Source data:

---

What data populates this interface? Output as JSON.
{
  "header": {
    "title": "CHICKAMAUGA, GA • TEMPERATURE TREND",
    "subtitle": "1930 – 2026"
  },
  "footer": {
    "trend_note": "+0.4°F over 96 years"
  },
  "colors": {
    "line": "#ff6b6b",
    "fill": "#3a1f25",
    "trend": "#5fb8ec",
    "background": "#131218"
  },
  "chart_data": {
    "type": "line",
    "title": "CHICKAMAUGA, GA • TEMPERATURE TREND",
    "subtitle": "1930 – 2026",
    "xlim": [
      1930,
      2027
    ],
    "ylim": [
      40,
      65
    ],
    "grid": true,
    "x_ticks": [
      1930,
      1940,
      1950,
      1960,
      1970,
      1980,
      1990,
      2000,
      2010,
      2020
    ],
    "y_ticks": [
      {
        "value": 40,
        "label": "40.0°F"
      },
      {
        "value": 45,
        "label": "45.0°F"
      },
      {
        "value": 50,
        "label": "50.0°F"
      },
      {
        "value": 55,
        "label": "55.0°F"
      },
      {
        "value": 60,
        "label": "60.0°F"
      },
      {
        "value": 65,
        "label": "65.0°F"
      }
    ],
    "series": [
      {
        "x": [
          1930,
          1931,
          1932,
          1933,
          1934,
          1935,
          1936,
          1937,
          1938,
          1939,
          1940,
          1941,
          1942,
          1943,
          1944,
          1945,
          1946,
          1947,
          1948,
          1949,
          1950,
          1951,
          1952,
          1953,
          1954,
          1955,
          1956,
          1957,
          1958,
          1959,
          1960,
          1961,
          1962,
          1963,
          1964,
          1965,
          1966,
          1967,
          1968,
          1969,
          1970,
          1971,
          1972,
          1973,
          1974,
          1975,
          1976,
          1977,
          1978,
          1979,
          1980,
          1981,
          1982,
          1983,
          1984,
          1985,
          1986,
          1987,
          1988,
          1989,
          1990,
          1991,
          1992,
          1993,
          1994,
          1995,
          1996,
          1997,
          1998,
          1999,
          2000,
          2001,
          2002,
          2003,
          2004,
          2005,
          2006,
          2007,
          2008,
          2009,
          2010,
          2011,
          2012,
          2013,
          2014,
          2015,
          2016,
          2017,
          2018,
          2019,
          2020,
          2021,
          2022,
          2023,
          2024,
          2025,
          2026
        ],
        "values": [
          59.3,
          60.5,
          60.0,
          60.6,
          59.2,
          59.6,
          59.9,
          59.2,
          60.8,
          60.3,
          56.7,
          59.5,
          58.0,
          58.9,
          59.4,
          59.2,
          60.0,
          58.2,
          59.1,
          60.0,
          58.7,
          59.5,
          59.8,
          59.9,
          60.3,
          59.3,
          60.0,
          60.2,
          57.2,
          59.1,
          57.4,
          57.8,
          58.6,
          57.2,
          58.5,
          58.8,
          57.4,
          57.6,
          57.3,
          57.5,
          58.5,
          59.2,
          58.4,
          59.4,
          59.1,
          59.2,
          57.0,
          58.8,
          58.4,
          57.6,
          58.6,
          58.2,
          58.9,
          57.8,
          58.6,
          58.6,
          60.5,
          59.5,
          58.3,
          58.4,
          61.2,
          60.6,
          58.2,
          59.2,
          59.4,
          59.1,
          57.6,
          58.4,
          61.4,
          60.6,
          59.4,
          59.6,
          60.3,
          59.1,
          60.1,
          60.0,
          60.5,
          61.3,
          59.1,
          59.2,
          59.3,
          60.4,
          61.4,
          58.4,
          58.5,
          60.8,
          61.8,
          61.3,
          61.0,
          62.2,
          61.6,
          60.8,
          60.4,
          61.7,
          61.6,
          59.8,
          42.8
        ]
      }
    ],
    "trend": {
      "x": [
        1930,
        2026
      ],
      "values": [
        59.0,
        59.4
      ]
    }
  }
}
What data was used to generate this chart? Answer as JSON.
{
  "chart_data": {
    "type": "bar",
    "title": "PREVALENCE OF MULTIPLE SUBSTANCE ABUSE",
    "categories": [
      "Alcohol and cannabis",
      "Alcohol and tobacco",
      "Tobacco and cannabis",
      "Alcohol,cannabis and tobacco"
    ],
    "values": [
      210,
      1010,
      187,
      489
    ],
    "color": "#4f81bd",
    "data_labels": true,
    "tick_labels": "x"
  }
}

---

PROBLEM TO WORK ON:
All of the entries should be written out again exactly.

TASK RESPONSE:
What data populates this interface? Output as JSON.
{
  "header": {
    "title": "CHICKAMAUGA, GA • TEMPERATURE TREND",
    "subtitle": "1930 – 2026"
  },
  "footer": {
    "trend_note": "+0.4°F over 96 years"
  },
  "colors": {
    "line": "#ff6b6b",
    "fill": "#3a1f25",
    "trend": "#5fb8ec",
    "background": "#131218"
  },
  "chart_data": {
    "type": "line",
    "title": "CHICKAMAUGA, GA • TEMPERATURE TREND",
    "subtitle": "1930 – 2026",
    "xlim": [
      1930,
      2027
    ],
    "ylim": [
      40,
      65
    ],
    "grid": true,
    "x_ticks": [
      1930,
      1940,
      1950,
      1960,
      1970,
      1980,
      1990,
      2000,
      2010,
      2020
    ],
    "y_ticks": [
      {
        "value": 40,
        "label": "40.0°F"
      },
      {
        "value": 45,
        "label": "45.0°F"
      },
      {
        "value": 50,
        "label": "50.0°F"
      },
      {
        "value": 55,
        "label": "55.0°F"
      },
      {
        "value": 60,
        "label": "60.0°F"
      },
      {
        "value": 65,
        "label": "65.0°F"
      }
    ],
    "series": [
      {
        "x": [
          1930,
          1931,
          1932,
          1933,
          1934,
          1935,
          1936,
          1937,
          1938,
          1939,
          1940,
          1941,
          1942,
          1943,
          1944,
          1945,
          1946,
          1947,
          1948,
          1949,
          1950,
          1951,
          1952,
          1953,
          1954,
          1955,
          1956,
          1957,
          1958,
          1959,
          1960,
          1961,
          1962,
          1963,
          1964,
          1965,
          1966,
          1967,
          1968,
          1969,
          1970,
          1971,
          1972,
          1973,
          1974,
          1975,
          1976,
          1977,
          1978,
          1979,
          1980,
          1981,
          1982,
          1983,
          1984,
          1985,
          1986,
          1987,
          1988,
          1989,
          1990,
          1991,
          1992,
          1993,
          1994,
          1995,
          1996,
          1997,
          1998,
          1999,
          2000,
          2001,
          2002,
          2003,
          2004,
          2005,
          2006,
          2007,
          2008,
          2009,
          2010,
          2011,
          2012,
          2013,
          2014,
          2015,
          2016,
          2017,
          2018,
          2019,
          2020,
          2021,
          2022,
          2023,
          2024,
          2025,
          2026
        ],
        "values": [
          59.3,
          60.5,
          60.0,
          60.6,
          59.2,
          59.6,
          59.9,
          59.2,
          60.8,
          60.3,
          56.7,
          59.5,
          58.0,
          58.9,
          59.4,
          59.2,
          60.0,
          58.2,
          59.1,
          60.0,
          58.7,
          59.5,
          59.8,
          59.9,
          60.3,
          59.3,
          60.0,
          60.2,
          57.2,
          59.1,
          57.4,
          57.8,
          58.6,
          57.2,
          58.5,
          58.8,
          57.4,
          57.6,
          57.3,
          57.5,
          58.5,
          59.2,
          58.4,
          59.4,
          59.1,
          59.2,
          57.0,
          58.8,
          58.4,
          57.6,
          58.6,
          58.2,
          58.9,
          57.8,
          58.6,
          58.6,
          60.5,
          59.5,
          58.3,
          58.4,
          61.2,
          60.6,
          58.2,
          59.2,
          59.4,
          59.1,
          57.6,
          58.4,
          61.4,
          60.6,
          59.4,
          59.6,
          60.3,
          59.1,
          60.1,
          60.0,
          60.5,
          61.3,
          59.1,
          59.2,
          59.3,
          60.4,
          61.4,
          58.4,
          58.5,
          60.8,
          61.8,
          61.3,
          61.0,
          62.2,
          61.6,
          60.8,
          60.4,
          61.7,
          61.6,
          59.8,
          42.8
        ]
      }
    ],
    "trend": {
      "x": [
        1930,
        2026
      ],
      "values": [
        59.0,
        59.4
      ]
    }
  }
}
What data was used to generate this chart? Answer as JSON.
{
  "chart_data": {
    "type": "bar",
    "title": "PREVALENCE OF MULTIPLE SUBSTANCE ABUSE",
    "categories": [
      "Alcohol and cannabis",
      "Alcohol and tobacco",
      "Tobacco and cannabis",
      "Alcohol,cannabis and tobacco"
    ],
    "values": [
      210,
      1010,
      187,
      489
    ],
    "color": "#4f81bd",
    "data_labels": true,
    "tick_labels": "x"
  }
}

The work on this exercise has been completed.